-- START OF Listed entries --

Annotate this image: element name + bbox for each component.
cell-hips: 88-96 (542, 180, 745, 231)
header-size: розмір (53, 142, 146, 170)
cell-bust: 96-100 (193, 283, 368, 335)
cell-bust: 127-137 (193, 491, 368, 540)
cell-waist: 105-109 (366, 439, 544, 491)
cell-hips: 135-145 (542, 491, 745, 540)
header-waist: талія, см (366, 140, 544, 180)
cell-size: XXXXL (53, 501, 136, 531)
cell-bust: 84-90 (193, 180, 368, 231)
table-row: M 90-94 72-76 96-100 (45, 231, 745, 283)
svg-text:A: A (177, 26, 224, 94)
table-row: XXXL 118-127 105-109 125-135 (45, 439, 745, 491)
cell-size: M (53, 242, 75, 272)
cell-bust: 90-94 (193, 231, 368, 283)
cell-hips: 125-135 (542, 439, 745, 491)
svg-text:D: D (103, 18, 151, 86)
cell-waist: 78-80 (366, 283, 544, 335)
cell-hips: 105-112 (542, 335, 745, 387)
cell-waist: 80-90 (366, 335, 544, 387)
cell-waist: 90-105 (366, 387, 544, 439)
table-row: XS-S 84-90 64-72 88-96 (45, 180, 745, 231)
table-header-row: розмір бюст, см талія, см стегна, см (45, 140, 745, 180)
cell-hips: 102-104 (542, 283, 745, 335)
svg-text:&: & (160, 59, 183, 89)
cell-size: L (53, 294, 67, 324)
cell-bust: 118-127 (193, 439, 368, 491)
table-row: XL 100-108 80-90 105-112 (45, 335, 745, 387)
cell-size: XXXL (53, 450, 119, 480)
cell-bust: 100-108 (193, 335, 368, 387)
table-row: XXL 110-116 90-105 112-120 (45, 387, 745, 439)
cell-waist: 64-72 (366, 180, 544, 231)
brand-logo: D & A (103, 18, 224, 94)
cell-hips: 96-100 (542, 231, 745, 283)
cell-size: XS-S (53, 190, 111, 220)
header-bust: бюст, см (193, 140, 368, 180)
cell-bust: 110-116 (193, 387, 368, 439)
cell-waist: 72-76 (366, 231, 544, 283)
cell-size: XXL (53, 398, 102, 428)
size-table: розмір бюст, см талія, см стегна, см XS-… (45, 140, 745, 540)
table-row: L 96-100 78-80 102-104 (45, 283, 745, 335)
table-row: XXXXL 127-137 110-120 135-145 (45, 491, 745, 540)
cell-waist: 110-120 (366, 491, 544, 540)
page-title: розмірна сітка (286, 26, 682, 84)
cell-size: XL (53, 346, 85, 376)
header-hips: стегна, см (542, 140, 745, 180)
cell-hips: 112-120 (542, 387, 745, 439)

-- END OF Listed entries --
-- START OF Listed entries --

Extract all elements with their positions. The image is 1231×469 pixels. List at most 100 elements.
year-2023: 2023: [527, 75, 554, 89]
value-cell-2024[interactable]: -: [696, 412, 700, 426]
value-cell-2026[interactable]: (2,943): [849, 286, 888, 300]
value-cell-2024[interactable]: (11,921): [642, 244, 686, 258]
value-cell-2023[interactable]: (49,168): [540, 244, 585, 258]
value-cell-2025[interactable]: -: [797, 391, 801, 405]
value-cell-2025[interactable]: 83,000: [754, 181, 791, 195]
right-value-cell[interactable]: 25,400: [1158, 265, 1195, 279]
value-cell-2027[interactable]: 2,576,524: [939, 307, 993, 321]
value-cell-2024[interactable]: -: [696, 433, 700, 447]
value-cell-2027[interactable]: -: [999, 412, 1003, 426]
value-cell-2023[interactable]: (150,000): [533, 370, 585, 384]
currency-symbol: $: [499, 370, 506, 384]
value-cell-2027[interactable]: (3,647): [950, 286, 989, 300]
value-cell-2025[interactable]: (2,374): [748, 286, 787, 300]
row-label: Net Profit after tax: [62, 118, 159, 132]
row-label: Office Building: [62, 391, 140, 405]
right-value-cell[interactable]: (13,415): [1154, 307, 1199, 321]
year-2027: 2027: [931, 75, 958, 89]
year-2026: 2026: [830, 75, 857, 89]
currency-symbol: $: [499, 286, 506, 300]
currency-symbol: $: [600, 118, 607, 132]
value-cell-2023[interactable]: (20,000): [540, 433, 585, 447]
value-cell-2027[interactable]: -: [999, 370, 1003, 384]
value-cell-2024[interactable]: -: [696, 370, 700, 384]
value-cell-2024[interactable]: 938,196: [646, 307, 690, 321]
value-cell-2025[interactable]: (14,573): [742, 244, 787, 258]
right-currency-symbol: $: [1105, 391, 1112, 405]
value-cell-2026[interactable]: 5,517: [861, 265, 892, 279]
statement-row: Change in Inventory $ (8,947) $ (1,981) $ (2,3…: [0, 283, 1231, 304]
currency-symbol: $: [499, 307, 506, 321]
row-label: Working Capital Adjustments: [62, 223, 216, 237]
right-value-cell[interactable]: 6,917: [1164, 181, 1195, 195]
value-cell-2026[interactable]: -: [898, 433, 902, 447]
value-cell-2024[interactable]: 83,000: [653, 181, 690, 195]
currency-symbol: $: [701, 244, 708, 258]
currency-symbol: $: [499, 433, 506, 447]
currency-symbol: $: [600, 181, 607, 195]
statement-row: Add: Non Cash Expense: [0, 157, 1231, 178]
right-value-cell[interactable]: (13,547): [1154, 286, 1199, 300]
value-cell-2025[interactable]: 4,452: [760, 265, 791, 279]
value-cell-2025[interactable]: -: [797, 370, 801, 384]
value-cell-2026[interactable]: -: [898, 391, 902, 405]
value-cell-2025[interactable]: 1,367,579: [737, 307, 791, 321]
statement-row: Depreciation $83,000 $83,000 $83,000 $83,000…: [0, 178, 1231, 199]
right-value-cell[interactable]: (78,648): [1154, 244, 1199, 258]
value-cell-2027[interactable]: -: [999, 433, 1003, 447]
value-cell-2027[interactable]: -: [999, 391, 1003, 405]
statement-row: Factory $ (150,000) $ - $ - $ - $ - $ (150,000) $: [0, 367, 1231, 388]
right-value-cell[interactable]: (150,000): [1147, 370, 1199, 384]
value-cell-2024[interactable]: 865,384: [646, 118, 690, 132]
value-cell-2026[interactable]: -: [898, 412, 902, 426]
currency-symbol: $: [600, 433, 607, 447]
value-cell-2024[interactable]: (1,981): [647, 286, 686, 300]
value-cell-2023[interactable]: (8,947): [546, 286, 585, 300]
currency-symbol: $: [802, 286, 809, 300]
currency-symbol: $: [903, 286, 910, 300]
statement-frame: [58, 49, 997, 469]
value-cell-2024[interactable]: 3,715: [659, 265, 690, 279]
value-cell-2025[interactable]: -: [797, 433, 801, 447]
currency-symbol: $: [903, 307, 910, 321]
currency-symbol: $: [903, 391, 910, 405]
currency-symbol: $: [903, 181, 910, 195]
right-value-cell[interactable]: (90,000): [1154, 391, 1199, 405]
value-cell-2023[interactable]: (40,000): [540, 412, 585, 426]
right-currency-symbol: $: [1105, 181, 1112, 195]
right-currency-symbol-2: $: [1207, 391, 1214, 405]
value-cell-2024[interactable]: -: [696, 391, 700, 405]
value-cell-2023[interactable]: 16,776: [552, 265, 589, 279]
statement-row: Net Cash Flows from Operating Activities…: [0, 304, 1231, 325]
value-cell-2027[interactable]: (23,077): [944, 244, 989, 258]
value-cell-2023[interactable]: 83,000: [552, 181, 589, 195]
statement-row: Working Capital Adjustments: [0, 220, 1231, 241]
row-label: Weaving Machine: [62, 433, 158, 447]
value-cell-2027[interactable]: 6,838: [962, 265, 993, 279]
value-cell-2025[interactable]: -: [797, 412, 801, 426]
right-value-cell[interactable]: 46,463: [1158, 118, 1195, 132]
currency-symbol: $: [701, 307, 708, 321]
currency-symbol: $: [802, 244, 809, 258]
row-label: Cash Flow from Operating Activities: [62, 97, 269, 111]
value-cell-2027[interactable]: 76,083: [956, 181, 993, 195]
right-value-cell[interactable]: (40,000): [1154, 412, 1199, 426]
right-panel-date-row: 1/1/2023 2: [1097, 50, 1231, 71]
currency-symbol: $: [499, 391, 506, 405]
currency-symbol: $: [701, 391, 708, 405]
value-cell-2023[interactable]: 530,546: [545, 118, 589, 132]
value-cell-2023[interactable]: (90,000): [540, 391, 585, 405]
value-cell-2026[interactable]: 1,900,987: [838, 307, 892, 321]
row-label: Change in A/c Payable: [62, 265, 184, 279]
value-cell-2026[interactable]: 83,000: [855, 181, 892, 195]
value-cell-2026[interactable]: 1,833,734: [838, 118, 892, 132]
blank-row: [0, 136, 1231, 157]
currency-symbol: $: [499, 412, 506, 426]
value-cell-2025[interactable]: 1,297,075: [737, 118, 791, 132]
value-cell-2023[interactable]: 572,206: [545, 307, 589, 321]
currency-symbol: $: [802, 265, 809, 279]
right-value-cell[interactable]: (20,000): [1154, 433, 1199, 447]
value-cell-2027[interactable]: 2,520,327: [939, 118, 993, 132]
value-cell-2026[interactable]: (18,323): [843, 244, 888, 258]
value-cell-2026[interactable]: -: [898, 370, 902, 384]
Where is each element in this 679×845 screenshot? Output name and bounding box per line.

-- END OF Listed entries --

What to work on = Recast the lines above, from the line with "Annotate this image: element" to the line with "cell-waist: 64-72 (366, 180, 544, 231)", as a JSON list of strings, one string per line and no blank lines. Include both of those lines and nothing outside that range.

Task answer =
[
  "Annotate this image: element name + bbox for each component.",
  "cell-hips: 88-96 (542, 180, 745, 231)",
  "header-size: розмір (53, 142, 146, 170)",
  "cell-bust: 96-100 (193, 283, 368, 335)",
  "cell-bust: 127-137 (193, 491, 368, 540)",
  "cell-waist: 105-109 (366, 439, 544, 491)",
  "cell-hips: 135-145 (542, 491, 745, 540)",
  "header-waist: талія, см (366, 140, 544, 180)",
  "cell-size: XXXXL (53, 501, 136, 531)",
  "cell-bust: 84-90 (193, 180, 368, 231)",
  "table-row: M 90-94 72-76 96-100 (45, 231, 745, 283)",
  "svg-text:A: A (177, 26, 224, 94)",
  "table-row: XXXL 118-127 105-109 125-135 (45, 439, 745, 491)",
  "cell-size: M (53, 242, 75, 272)",
  "cell-bust: 90-94 (193, 231, 368, 283)",
  "cell-hips: 125-135 (542, 439, 745, 491)",
  "svg-text:D: D (103, 18, 151, 86)",
  "cell-waist: 78-80 (366, 283, 544, 335)",
  "cell-hips: 105-112 (542, 335, 745, 387)",
  "cell-waist: 80-90 (366, 335, 544, 387)",
  "cell-waist: 90-105 (366, 387, 544, 439)",
  "table-row: XS-S 84-90 64-72 88-96 (45, 180, 745, 231)",
  "table-header-row: розмір бюст, см талія, см стегна, см (45, 140, 745, 180)",
  "cell-hips: 102-104 (542, 283, 745, 335)",
  "svg-text:&: & (160, 59, 183, 89)",
  "cell-size: L (53, 294, 67, 324)",
  "cell-bust: 118-127 (193, 439, 368, 491)",
  "table-row: XL 100-108 80-90 105-112 (45, 335, 745, 387)",
  "cell-size: XXXL (53, 450, 119, 480)",
  "cell-bust: 100-108 (193, 335, 368, 387)",
  "table-row: XXL 110-116 90-105 112-120 (45, 387, 745, 439)",
  "cell-waist: 64-72 (366, 180, 544, 231)"
]